***** GIVEN DATA *****

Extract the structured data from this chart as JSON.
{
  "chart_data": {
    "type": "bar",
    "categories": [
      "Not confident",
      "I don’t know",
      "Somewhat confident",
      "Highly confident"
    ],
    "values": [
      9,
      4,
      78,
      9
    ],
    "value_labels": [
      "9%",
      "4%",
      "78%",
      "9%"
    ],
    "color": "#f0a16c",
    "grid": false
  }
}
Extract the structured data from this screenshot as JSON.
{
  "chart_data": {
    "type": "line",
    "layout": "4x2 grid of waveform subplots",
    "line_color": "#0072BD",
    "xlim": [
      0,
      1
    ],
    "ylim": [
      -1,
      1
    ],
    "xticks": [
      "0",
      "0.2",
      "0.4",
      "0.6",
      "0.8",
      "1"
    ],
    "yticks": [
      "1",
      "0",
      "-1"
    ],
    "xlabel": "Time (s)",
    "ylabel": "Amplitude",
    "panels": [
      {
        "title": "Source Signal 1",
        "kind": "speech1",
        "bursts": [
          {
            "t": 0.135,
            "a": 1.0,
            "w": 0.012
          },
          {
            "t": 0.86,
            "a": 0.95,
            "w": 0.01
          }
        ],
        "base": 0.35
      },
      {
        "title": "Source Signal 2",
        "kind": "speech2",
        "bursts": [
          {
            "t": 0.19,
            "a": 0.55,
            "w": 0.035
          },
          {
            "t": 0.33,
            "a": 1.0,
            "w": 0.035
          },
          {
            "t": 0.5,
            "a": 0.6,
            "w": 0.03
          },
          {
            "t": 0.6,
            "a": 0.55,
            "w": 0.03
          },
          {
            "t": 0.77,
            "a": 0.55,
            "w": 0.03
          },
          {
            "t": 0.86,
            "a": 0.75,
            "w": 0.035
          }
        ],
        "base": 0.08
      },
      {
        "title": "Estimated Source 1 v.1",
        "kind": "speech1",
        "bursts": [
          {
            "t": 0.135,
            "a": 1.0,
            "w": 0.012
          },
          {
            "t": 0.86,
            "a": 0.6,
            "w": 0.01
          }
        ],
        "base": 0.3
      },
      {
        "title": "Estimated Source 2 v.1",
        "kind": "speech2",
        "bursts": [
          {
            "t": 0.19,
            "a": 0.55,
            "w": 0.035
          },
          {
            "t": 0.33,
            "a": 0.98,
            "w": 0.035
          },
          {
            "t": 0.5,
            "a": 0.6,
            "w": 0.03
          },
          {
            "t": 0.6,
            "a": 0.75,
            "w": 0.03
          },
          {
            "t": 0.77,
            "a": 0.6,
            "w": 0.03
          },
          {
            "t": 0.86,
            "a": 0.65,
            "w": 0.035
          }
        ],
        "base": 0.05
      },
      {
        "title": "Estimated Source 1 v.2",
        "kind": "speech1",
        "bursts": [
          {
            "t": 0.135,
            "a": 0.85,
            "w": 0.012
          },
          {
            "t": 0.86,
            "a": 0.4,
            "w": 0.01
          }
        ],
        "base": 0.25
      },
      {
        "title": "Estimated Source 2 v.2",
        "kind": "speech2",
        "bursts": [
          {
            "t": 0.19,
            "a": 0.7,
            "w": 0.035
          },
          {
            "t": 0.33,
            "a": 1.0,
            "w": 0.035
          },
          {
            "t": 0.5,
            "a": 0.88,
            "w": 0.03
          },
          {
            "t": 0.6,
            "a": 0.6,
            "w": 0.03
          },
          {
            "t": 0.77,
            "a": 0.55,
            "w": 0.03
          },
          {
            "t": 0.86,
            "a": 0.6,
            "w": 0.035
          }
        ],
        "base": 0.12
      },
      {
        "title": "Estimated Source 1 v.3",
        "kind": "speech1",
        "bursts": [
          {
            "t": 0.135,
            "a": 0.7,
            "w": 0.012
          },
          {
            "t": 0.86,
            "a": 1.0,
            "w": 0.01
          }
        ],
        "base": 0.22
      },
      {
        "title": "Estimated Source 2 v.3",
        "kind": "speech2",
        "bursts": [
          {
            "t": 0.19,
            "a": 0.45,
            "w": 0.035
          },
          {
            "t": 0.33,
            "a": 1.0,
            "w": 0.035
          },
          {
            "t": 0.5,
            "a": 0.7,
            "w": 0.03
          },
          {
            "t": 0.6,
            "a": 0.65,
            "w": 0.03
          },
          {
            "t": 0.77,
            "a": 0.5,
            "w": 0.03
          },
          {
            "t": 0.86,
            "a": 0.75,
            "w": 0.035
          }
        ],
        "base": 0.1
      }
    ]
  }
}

*****

TASK REQUIREMENTS »
Would you reproduce all the entries exactly?

EXERCISE ANSWER »
Extract the structured data from this chart as JSON.
{
  "chart_data": {
    "type": "bar",
    "categories": [
      "Not confident",
      "I don’t know",
      "Somewhat confident",
      "Highly confident"
    ],
    "values": [
      9,
      4,
      78,
      9
    ],
    "value_labels": [
      "9%",
      "4%",
      "78%",
      "9%"
    ],
    "color": "#f0a16c",
    "grid": false
  }
}
Extract the structured data from this screenshot as JSON.
{
  "chart_data": {
    "type": "line",
    "layout": "4x2 grid of waveform subplots",
    "line_color": "#0072BD",
    "xlim": [
      0,
      1
    ],
    "ylim": [
      -1,
      1
    ],
    "xticks": [
      "0",
      "0.2",
      "0.4",
      "0.6",
      "0.8",
      "1"
    ],
    "yticks": [
      "1",
      "0",
      "-1"
    ],
    "xlabel": "Time (s)",
    "ylabel": "Amplitude",
    "panels": [
      {
        "title": "Source Signal 1",
        "kind": "speech1",
        "bursts": [
          {
            "t": 0.135,
            "a": 1.0,
            "w": 0.012
          },
          {
            "t": 0.86,
            "a": 0.95,
            "w": 0.01
          }
        ],
        "base": 0.35
      },
      {
        "title": "Source Signal 2",
        "kind": "speech2",
        "bursts": [
          {
            "t": 0.19,
            "a": 0.55,
            "w": 0.035
          },
          {
            "t": 0.33,
            "a": 1.0,
            "w": 0.035
          },
          {
            "t": 0.5,
            "a": 0.6,
            "w": 0.03
          },
          {
            "t": 0.6,
            "a": 0.55,
            "w": 0.03
          },
          {
            "t": 0.77,
            "a": 0.55,
            "w": 0.03
          },
          {
            "t": 0.86,
            "a": 0.75,
            "w": 0.035
          }
        ],
        "base": 0.08
      },
      {
        "title": "Estimated Source 1 v.1",
        "kind": "speech1",
        "bursts": [
          {
            "t": 0.135,
            "a": 1.0,
            "w": 0.012
          },
          {
            "t": 0.86,
            "a": 0.6,
            "w": 0.01
          }
        ],
        "base": 0.3
      },
      {
        "title": "Estimated Source 2 v.1",
        "kind": "speech2",
        "bursts": [
          {
            "t": 0.19,
            "a": 0.55,
            "w": 0.035
          },
          {
            "t": 0.33,
            "a": 0.98,
            "w": 0.035
          },
          {
            "t": 0.5,
            "a": 0.6,
            "w": 0.03
          },
          {
            "t": 0.6,
            "a": 0.75,
            "w": 0.03
          },
          {
            "t": 0.77,
            "a": 0.6,
            "w": 0.03
          },
          {
            "t": 0.86,
            "a": 0.65,
            "w": 0.035
          }
        ],
        "base": 0.05
      },
      {
        "title": "Estimated Source 1 v.2",
        "kind": "speech1",
        "bursts": [
          {
            "t": 0.135,
            "a": 0.85,
            "w": 0.012
          },
          {
            "t": 0.86,
            "a": 0.4,
            "w": 0.01
          }
        ],
        "base": 0.25
      },
      {
        "title": "Estimated Source 2 v.2",
        "kind": "speech2",
        "bursts": [
          {
            "t": 0.19,
            "a": 0.7,
            "w": 0.035
          },
          {
            "t": 0.33,
            "a": 1.0,
            "w": 0.035
          },
          {
            "t": 0.5,
            "a": 0.88,
            "w": 0.03
          },
          {
            "t": 0.6,
            "a": 0.6,
            "w": 0.03
          },
          {
            "t": 0.77,
            "a": 0.55,
            "w": 0.03
          },
          {
            "t": 0.86,
            "a": 0.6,
            "w": 0.035
          }
        ],
        "base": 0.12
      },
      {
        "title": "Estimated Source 1 v.3",
        "kind": "speech1",
        "bursts": [
          {
            "t": 0.135,
            "a": 0.7,
            "w": 0.012
          },
          {
            "t": 0.86,
            "a": 1.0,
            "w": 0.01
          }
        ],
        "base": 0.22
      },
      {
        "title": "Estimated Source 2 v.3",
        "kind": "speech2",
        "bursts": [
          {
            "t": 0.19,
            "a": 0.45,
            "w": 0.035
          },
          {
            "t": 0.33,
            "a": 1.0,
            "w": 0.035
          },
          {
            "t": 0.5,
            "a": 0.7,
            "w": 0.03
          },
          {
            "t": 0.6,
            "a": 0.65,
            "w": 0.03
          },
          {
            "t": 0.77,
            "a": 0.5,
            "w": 0.03
          },
          {
            "t": 0.86,
            "a": 0.75,
            "w": 0.035
          }
        ],
        "base": 0.1
      }
    ]
  }
}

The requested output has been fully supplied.